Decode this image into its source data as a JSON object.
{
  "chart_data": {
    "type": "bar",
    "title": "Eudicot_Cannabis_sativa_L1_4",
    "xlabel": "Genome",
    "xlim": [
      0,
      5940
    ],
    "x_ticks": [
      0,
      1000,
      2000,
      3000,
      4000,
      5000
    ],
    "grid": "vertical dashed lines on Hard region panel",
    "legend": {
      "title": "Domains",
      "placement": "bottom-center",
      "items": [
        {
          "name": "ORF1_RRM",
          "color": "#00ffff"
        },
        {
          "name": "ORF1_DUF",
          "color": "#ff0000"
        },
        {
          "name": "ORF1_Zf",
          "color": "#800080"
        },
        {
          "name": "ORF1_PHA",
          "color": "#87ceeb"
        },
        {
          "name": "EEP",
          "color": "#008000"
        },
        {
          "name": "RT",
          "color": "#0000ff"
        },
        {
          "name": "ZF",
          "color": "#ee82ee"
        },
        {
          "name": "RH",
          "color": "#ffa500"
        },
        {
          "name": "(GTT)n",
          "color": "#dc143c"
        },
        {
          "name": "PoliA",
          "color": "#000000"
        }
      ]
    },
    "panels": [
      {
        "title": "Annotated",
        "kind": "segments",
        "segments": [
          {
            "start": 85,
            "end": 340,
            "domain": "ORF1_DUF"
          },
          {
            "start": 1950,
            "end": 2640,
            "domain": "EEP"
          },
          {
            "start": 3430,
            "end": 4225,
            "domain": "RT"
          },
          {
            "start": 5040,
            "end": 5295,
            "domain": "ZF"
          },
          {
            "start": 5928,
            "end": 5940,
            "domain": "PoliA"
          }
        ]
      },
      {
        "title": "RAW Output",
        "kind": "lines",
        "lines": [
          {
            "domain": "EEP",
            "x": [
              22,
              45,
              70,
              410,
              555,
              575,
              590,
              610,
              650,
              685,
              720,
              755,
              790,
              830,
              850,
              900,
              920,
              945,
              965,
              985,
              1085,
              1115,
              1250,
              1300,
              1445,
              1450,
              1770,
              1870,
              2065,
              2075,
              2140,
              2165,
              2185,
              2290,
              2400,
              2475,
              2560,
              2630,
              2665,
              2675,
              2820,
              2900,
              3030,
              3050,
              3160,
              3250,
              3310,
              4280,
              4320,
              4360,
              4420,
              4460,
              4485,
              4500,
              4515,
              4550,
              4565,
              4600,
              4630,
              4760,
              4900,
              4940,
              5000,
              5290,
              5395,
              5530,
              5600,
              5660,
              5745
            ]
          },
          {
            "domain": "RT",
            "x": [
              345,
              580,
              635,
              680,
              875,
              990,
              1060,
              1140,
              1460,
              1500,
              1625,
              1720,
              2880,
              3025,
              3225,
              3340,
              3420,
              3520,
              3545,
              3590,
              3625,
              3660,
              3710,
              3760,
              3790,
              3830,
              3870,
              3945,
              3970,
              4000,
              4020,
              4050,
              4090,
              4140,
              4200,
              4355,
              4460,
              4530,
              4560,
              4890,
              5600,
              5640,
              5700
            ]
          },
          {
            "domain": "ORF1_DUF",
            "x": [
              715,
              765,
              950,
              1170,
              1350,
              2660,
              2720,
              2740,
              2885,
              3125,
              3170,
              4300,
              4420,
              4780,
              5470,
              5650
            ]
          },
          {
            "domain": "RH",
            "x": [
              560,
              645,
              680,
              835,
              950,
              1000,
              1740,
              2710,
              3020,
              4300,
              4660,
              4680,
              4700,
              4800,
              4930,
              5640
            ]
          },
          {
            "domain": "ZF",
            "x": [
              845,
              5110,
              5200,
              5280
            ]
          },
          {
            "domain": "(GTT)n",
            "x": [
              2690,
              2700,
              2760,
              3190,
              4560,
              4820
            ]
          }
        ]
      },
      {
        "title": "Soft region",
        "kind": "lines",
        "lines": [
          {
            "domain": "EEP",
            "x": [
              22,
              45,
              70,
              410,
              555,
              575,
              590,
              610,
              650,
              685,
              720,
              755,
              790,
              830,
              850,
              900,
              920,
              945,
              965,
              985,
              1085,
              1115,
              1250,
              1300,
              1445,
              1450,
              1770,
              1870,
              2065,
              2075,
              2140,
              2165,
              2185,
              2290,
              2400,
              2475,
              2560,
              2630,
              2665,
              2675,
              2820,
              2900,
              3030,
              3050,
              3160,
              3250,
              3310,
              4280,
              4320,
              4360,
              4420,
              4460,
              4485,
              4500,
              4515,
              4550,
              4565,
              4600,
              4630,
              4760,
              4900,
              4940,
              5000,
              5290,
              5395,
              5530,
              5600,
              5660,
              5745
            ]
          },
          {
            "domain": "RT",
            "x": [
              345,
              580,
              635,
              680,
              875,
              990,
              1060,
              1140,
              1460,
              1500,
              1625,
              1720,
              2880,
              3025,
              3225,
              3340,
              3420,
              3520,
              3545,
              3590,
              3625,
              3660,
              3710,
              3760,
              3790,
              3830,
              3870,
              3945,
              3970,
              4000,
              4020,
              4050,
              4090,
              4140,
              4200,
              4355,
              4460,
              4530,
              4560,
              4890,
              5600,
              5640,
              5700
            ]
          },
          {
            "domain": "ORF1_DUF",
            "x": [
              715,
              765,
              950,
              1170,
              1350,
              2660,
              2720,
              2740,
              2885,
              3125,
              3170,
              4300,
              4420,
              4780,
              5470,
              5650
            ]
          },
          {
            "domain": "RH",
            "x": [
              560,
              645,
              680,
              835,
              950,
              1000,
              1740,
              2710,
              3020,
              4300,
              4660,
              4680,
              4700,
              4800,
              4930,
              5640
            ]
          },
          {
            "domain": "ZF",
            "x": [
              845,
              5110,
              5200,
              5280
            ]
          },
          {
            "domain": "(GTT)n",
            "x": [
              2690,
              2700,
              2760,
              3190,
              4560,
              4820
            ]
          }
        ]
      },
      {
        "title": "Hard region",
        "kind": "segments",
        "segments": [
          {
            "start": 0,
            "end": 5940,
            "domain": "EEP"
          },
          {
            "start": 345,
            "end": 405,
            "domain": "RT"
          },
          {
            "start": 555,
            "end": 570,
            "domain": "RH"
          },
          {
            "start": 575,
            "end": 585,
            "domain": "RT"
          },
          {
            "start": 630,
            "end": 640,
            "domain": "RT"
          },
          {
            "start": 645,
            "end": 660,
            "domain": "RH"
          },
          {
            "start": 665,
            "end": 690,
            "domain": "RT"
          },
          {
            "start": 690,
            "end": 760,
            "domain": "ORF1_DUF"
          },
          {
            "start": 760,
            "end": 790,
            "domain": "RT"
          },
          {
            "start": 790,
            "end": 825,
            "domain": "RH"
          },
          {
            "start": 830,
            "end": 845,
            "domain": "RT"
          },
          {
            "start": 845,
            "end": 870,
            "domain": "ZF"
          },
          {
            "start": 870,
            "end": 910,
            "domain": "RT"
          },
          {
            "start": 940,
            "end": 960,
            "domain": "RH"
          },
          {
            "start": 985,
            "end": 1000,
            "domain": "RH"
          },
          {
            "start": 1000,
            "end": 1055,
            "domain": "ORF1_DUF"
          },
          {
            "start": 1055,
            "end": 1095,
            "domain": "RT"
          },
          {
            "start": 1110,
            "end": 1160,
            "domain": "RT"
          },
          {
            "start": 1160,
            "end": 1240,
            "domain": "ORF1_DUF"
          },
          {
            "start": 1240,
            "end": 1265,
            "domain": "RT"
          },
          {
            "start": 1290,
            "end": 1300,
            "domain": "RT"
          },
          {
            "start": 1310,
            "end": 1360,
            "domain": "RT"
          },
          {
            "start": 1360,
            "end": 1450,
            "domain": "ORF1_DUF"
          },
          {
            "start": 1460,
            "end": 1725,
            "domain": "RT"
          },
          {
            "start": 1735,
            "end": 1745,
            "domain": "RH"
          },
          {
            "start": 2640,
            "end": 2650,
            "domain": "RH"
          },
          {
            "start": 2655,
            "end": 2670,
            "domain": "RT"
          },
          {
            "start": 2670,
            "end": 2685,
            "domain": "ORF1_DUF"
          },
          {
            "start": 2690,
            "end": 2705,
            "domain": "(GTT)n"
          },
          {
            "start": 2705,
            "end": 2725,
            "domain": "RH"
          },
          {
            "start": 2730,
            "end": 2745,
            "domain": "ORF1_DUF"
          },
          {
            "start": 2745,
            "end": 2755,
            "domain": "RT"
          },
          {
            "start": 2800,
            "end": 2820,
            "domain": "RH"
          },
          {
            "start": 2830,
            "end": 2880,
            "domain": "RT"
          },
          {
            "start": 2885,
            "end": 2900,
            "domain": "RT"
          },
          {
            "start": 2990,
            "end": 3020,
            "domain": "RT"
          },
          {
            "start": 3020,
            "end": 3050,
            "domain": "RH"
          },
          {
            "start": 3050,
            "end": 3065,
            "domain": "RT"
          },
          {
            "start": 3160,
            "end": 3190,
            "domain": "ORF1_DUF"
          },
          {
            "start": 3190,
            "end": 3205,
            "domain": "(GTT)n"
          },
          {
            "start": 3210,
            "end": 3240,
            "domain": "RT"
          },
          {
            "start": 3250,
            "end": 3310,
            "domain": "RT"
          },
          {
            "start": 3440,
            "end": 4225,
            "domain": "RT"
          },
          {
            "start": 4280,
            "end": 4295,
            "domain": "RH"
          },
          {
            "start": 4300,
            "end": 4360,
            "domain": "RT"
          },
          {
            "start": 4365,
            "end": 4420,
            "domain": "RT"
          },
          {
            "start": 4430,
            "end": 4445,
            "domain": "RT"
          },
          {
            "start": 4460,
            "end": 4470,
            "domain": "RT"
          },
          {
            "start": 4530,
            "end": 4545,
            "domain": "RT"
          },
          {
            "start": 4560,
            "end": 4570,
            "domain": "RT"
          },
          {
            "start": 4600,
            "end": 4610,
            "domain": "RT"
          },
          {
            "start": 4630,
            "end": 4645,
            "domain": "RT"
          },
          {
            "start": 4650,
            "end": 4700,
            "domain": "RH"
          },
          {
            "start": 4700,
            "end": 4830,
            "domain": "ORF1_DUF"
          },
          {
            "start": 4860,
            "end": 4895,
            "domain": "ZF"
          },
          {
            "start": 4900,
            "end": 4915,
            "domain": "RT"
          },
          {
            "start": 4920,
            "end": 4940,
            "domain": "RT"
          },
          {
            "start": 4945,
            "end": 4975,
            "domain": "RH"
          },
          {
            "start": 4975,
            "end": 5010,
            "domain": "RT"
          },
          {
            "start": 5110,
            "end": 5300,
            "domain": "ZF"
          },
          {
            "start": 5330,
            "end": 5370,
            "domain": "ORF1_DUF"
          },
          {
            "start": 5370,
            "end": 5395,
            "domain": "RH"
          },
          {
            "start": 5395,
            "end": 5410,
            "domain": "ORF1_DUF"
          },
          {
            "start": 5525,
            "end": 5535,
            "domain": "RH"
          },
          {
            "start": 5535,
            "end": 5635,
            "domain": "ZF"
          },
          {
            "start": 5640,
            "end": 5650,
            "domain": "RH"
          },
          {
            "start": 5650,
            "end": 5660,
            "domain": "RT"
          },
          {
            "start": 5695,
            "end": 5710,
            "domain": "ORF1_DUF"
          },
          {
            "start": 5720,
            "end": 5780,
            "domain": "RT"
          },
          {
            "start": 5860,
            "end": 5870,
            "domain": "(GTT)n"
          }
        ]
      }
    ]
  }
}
* * *
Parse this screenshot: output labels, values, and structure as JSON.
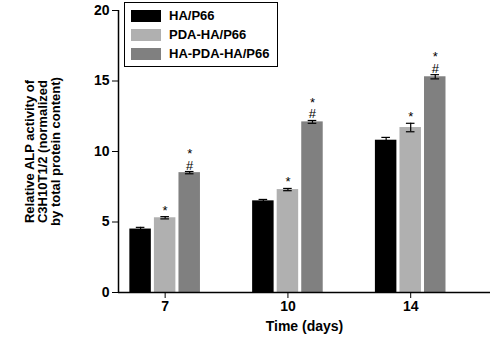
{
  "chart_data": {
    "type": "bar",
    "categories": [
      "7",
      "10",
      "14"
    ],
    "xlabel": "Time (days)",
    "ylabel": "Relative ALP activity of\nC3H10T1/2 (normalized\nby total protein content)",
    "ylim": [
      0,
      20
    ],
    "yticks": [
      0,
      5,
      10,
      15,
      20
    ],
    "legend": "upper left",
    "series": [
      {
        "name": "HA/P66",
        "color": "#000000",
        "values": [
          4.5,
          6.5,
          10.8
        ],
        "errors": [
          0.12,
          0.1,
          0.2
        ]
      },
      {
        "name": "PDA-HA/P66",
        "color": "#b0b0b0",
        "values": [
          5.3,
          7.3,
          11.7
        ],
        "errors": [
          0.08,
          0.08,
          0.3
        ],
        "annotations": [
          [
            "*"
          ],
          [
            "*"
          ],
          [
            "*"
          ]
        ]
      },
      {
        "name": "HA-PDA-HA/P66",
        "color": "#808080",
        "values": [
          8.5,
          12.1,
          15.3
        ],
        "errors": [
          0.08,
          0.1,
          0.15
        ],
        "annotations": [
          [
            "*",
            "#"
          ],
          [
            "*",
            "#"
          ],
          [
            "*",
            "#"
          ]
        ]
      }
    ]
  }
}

• **Aim of the exercise**: Search the records for the word "this" and return every line that holds it.

• **Exercise result**:
Decode this image into its source data as a JSON object.
Parse this screenshot: output labels, values, and structure as JSON.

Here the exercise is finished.